Identify every line in the records below that contains the word "proven", and copy each of those lines.

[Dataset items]

-- Begin --

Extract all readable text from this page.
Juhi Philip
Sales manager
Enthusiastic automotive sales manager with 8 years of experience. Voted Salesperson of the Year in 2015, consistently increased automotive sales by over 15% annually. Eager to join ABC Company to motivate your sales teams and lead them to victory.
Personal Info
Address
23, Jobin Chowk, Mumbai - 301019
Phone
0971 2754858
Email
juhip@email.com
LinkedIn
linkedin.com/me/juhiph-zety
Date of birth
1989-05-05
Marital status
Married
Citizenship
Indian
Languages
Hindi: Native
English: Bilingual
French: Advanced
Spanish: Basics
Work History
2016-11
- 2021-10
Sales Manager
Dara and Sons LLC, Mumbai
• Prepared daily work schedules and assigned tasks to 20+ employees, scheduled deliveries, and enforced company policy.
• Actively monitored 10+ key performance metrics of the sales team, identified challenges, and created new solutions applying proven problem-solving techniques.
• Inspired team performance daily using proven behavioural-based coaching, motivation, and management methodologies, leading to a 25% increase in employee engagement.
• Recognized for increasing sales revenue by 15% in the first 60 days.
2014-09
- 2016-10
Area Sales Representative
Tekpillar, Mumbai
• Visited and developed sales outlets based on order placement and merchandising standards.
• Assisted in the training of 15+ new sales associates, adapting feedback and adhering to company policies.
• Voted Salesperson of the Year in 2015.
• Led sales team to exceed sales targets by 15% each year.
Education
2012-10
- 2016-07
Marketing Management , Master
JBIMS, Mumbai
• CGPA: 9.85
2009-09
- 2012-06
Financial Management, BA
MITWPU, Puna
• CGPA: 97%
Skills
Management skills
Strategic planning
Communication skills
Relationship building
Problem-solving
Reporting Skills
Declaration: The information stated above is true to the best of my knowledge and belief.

-- End --

## TASK OUTPUT
• Actively monitored 10+ key performance metrics of the sales team, identified challenges, and created new solutions applying proven problem-solving techniques.
• Inspired team performance daily using proven behavioural-based coaching, motivation, and management methodologies, leading to a 25% increase in employee engagement.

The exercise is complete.